▼▼▼

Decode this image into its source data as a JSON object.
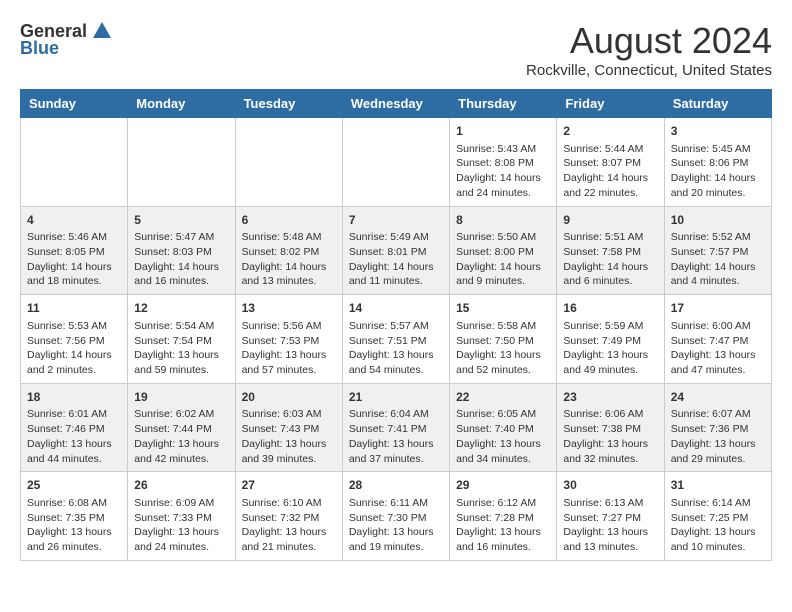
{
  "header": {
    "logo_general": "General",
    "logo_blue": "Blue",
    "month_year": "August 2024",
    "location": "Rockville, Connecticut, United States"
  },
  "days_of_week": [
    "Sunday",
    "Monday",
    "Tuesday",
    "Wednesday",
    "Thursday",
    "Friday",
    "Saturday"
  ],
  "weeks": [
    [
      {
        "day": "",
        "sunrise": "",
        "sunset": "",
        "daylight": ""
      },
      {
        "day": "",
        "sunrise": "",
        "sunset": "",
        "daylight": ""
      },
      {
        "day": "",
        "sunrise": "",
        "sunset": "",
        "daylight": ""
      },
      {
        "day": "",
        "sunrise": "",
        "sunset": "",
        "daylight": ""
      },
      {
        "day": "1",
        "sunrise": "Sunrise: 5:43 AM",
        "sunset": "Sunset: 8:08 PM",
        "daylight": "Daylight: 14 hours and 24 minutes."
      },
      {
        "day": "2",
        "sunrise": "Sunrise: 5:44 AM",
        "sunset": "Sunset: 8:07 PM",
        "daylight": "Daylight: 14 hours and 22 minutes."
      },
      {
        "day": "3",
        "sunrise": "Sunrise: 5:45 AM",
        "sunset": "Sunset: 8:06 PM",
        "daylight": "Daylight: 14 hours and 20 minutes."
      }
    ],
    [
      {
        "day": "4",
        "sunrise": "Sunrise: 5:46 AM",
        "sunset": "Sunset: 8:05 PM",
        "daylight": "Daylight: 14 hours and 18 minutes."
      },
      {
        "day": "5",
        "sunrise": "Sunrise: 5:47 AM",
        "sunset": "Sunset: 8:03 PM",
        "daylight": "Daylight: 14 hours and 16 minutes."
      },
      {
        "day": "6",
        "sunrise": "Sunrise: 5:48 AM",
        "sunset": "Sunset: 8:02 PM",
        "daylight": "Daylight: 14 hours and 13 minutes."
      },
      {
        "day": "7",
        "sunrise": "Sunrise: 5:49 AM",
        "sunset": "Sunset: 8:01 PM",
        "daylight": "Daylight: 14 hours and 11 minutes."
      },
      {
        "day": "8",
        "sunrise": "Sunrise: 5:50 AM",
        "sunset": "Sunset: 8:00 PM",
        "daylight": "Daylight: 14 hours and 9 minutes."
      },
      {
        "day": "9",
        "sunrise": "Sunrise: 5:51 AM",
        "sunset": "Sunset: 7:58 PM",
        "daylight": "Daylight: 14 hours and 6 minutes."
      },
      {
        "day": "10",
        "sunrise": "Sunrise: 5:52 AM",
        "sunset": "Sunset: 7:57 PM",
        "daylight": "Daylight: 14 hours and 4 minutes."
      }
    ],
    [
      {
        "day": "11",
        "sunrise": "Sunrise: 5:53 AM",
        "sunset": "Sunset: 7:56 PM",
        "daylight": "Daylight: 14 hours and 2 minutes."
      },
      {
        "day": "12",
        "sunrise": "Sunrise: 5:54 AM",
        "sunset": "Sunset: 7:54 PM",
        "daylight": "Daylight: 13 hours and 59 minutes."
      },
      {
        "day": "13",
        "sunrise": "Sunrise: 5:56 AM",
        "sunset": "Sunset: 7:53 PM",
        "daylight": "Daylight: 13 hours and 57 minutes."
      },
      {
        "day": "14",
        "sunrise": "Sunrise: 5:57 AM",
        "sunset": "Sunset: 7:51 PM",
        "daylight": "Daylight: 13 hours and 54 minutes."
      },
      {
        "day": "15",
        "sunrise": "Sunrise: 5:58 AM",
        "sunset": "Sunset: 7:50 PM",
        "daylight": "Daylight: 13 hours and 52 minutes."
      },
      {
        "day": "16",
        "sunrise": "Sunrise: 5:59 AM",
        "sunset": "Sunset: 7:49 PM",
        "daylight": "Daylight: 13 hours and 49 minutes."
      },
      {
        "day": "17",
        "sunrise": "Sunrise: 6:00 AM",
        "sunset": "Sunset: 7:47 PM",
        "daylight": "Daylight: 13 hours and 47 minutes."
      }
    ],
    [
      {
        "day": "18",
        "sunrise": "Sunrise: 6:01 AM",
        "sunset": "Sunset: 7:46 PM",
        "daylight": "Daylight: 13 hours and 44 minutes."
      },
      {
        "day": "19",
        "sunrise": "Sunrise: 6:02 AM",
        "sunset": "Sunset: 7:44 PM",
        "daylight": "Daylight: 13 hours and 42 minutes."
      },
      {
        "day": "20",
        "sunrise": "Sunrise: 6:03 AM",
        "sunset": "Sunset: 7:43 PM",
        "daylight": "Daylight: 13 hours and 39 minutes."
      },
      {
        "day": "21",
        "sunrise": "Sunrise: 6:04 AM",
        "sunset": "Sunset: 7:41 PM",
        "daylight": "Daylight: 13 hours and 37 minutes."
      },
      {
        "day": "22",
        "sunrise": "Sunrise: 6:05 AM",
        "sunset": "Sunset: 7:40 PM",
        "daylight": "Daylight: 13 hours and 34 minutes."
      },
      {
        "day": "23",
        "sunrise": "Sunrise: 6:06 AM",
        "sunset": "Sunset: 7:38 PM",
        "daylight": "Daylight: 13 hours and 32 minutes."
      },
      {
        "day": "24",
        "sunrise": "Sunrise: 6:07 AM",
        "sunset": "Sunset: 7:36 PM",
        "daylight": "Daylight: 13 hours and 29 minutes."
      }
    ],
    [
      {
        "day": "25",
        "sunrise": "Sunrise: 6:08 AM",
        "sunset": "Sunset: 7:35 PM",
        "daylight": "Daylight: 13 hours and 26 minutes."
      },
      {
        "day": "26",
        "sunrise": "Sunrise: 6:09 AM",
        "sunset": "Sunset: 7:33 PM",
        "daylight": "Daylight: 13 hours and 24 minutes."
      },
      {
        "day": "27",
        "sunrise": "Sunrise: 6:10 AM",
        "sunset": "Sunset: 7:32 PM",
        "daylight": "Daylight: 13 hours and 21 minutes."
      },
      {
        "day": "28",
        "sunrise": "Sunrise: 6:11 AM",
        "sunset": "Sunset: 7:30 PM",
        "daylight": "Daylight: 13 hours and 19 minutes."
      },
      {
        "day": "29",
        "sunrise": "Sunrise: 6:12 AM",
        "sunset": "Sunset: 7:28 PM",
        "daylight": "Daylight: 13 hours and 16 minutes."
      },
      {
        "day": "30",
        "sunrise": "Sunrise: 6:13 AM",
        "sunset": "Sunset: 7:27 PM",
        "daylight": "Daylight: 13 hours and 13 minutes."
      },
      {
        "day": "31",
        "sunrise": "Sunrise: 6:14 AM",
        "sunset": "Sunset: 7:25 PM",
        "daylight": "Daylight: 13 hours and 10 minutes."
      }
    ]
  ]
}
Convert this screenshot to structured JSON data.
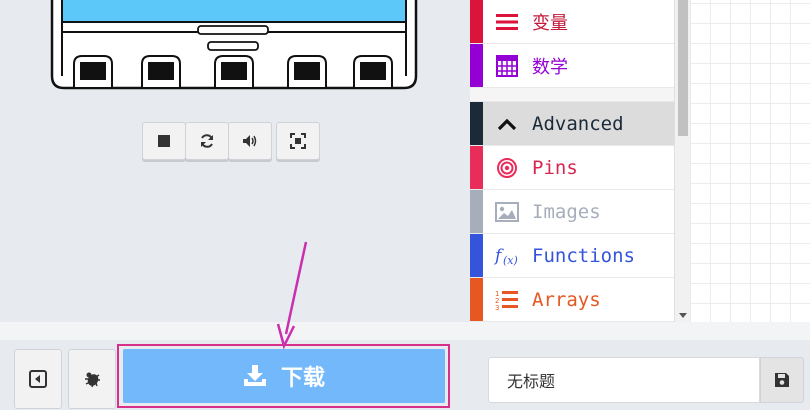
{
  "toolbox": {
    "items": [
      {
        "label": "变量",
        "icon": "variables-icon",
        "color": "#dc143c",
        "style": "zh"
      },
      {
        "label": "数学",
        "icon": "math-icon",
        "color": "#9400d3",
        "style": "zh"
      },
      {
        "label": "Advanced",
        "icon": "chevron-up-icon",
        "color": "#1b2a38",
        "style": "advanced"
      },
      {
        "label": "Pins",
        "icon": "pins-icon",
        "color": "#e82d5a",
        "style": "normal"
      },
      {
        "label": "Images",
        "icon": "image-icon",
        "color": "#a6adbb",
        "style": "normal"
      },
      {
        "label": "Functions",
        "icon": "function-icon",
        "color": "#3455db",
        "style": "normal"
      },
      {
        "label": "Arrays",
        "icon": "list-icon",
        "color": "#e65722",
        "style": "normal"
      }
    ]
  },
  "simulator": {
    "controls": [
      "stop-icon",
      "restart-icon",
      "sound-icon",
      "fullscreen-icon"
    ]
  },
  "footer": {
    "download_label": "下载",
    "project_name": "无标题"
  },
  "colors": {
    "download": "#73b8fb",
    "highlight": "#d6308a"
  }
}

▲▲▲

Given problem:
Write out each entry exactly as given, omitting any picture.

Full answer:
Decode this image into its source data as a JSON object.
{
  "header": {
    "logo_general": "General",
    "logo_blue": "Blue",
    "month_year": "August 2024",
    "location": "Rockville, Connecticut, United States"
  },
  "days_of_week": [
    "Sunday",
    "Monday",
    "Tuesday",
    "Wednesday",
    "Thursday",
    "Friday",
    "Saturday"
  ],
  "weeks": [
    [
      {
        "day": "",
        "sunrise": "",
        "sunset": "",
        "daylight": ""
      },
      {
        "day": "",
        "sunrise": "",
        "sunset": "",
        "daylight": ""
      },
      {
        "day": "",
        "sunrise": "",
        "sunset": "",
        "daylight": ""
      },
      {
        "day": "",
        "sunrise": "",
        "sunset": "",
        "daylight": ""
      },
      {
        "day": "1",
        "sunrise": "Sunrise: 5:43 AM",
        "sunset": "Sunset: 8:08 PM",
        "daylight": "Daylight: 14 hours and 24 minutes."
      },
      {
        "day": "2",
        "sunrise": "Sunrise: 5:44 AM",
        "sunset": "Sunset: 8:07 PM",
        "daylight": "Daylight: 14 hours and 22 minutes."
      },
      {
        "day": "3",
        "sunrise": "Sunrise: 5:45 AM",
        "sunset": "Sunset: 8:06 PM",
        "daylight": "Daylight: 14 hours and 20 minutes."
      }
    ],
    [
      {
        "day": "4",
        "sunrise": "Sunrise: 5:46 AM",
        "sunset": "Sunset: 8:05 PM",
        "daylight": "Daylight: 14 hours and 18 minutes."
      },
      {
        "day": "5",
        "sunrise": "Sunrise: 5:47 AM",
        "sunset": "Sunset: 8:03 PM",
        "daylight": "Daylight: 14 hours and 16 minutes."
      },
      {
        "day": "6",
        "sunrise": "Sunrise: 5:48 AM",
        "sunset": "Sunset: 8:02 PM",
        "daylight": "Daylight: 14 hours and 13 minutes."
      },
      {
        "day": "7",
        "sunrise": "Sunrise: 5:49 AM",
        "sunset": "Sunset: 8:01 PM",
        "daylight": "Daylight: 14 hours and 11 minutes."
      },
      {
        "day": "8",
        "sunrise": "Sunrise: 5:50 AM",
        "sunset": "Sunset: 8:00 PM",
        "daylight": "Daylight: 14 hours and 9 minutes."
      },
      {
        "day": "9",
        "sunrise": "Sunrise: 5:51 AM",
        "sunset": "Sunset: 7:58 PM",
        "daylight": "Daylight: 14 hours and 6 minutes."
      },
      {
        "day": "10",
        "sunrise": "Sunrise: 5:52 AM",
        "sunset": "Sunset: 7:57 PM",
        "daylight": "Daylight: 14 hours and 4 minutes."
      }
    ],
    [
      {
        "day": "11",
        "sunrise": "Sunrise: 5:53 AM",
        "sunset": "Sunset: 7:56 PM",
        "daylight": "Daylight: 14 hours and 2 minutes."
      },
      {
        "day": "12",
        "sunrise": "Sunrise: 5:54 AM",
        "sunset": "Sunset: 7:54 PM",
        "daylight": "Daylight: 13 hours and 59 minutes."
      },
      {
        "day": "13",
        "sunrise": "Sunrise: 5:56 AM",
        "sunset": "Sunset: 7:53 PM",
        "daylight": "Daylight: 13 hours and 57 minutes."
      },
      {
        "day": "14",
        "sunrise": "Sunrise: 5:57 AM",
        "sunset": "Sunset: 7:51 PM",
        "daylight": "Daylight: 13 hours and 54 minutes."
      },
      {
        "day": "15",
        "sunrise": "Sunrise: 5:58 AM",
        "sunset": "Sunset: 7:50 PM",
        "daylight": "Daylight: 13 hours and 52 minutes."
      },
      {
        "day": "16",
        "sunrise": "Sunrise: 5:59 AM",
        "sunset": "Sunset: 7:49 PM",
        "daylight": "Daylight: 13 hours and 49 minutes."
      },
      {
        "day": "17",
        "sunrise": "Sunrise: 6:00 AM",
        "sunset": "Sunset: 7:47 PM",
        "daylight": "Daylight: 13 hours and 47 minutes."
      }
    ],
    [
      {
        "day": "18",
        "sunrise": "Sunrise: 6:01 AM",
        "sunset": "Sunset: 7:46 PM",
        "daylight": "Daylight: 13 hours and 44 minutes."
      },
      {
        "day": "19",
        "sunrise": "Sunrise: 6:02 AM",
        "sunset": "Sunset: 7:44 PM",
        "daylight": "Daylight: 13 hours and 42 minutes."
      },
      {
        "day": "20",
        "sunrise": "Sunrise: 6:03 AM",
        "sunset": "Sunset: 7:43 PM",
        "daylight": "Daylight: 13 hours and 39 minutes."
      },
      {
        "day": "21",
        "sunrise": "Sunrise: 6:04 AM",
        "sunset": "Sunset: 7:41 PM",
        "daylight": "Daylight: 13 hours and 37 minutes."
      },
      {
        "day": "22",
        "sunrise": "Sunrise: 6:05 AM",
        "sunset": "Sunset: 7:40 PM",
        "daylight": "Daylight: 13 hours and 34 minutes."
      },
      {
        "day": "23",
        "sunrise": "Sunrise: 6:06 AM",
        "sunset": "Sunset: 7:38 PM",
        "daylight": "Daylight: 13 hours and 32 minutes."
      },
      {
        "day": "24",
        "sunrise": "Sunrise: 6:07 AM",
        "sunset": "Sunset: 7:36 PM",
        "daylight": "Daylight: 13 hours and 29 minutes."
      }
    ],
    [
      {
        "day": "25",
        "sunrise": "Sunrise: 6:08 AM",
        "sunset": "Sunset: 7:35 PM",
        "daylight": "Daylight: 13 hours and 26 minutes."
      },
      {
        "day": "26",
        "sunrise": "Sunrise: 6:09 AM",
        "sunset": "Sunset: 7:33 PM",
        "daylight": "Daylight: 13 hours and 24 minutes."
      },
      {
        "day": "27",
        "sunrise": "Sunrise: 6:10 AM",
        "sunset": "Sunset: 7:32 PM",
        "daylight": "Daylight: 13 hours and 21 minutes."
      },
      {
        "day": "28",
        "sunrise": "Sunrise: 6:11 AM",
        "sunset": "Sunset: 7:30 PM",
        "daylight": "Daylight: 13 hours and 19 minutes."
      },
      {
        "day": "29",
        "sunrise": "Sunrise: 6:12 AM",
        "sunset": "Sunset: 7:28 PM",
        "daylight": "Daylight: 13 hours and 16 minutes."
      },
      {
        "day": "30",
        "sunrise": "Sunrise: 6:13 AM",
        "sunset": "Sunset: 7:27 PM",
        "daylight": "Daylight: 13 hours and 13 minutes."
      },
      {
        "day": "31",
        "sunrise": "Sunrise: 6:14 AM",
        "sunset": "Sunset: 7:25 PM",
        "daylight": "Daylight: 13 hours and 10 minutes."
      }
    ]
  ]
}
Convert this screenshot to structured JSON data.
{
  "toolbox": {
    "items": [
      {
        "label": "变量",
        "icon": "variables-icon",
        "color": "#dc143c",
        "style": "zh"
      },
      {
        "label": "数学",
        "icon": "math-icon",
        "color": "#9400d3",
        "style": "zh"
      },
      {
        "label": "Advanced",
        "icon": "chevron-up-icon",
        "color": "#1b2a38",
        "style": "advanced"
      },
      {
        "label": "Pins",
        "icon": "pins-icon",
        "color": "#e82d5a",
        "style": "normal"
      },
      {
        "label": "Images",
        "icon": "image-icon",
        "color": "#a6adbb",
        "style": "normal"
      },
      {
        "label": "Functions",
        "icon": "function-icon",
        "color": "#3455db",
        "style": "normal"
      },
      {
        "label": "Arrays",
        "icon": "list-icon",
        "color": "#e65722",
        "style": "normal"
      }
    ]
  },
  "simulator": {
    "controls": [
      "stop-icon",
      "restart-icon",
      "sound-icon",
      "fullscreen-icon"
    ]
  },
  "footer": {
    "download_label": "下载",
    "project_name": "无标题"
  },
  "colors": {
    "download": "#73b8fb",
    "highlight": "#d6308a"
  }
}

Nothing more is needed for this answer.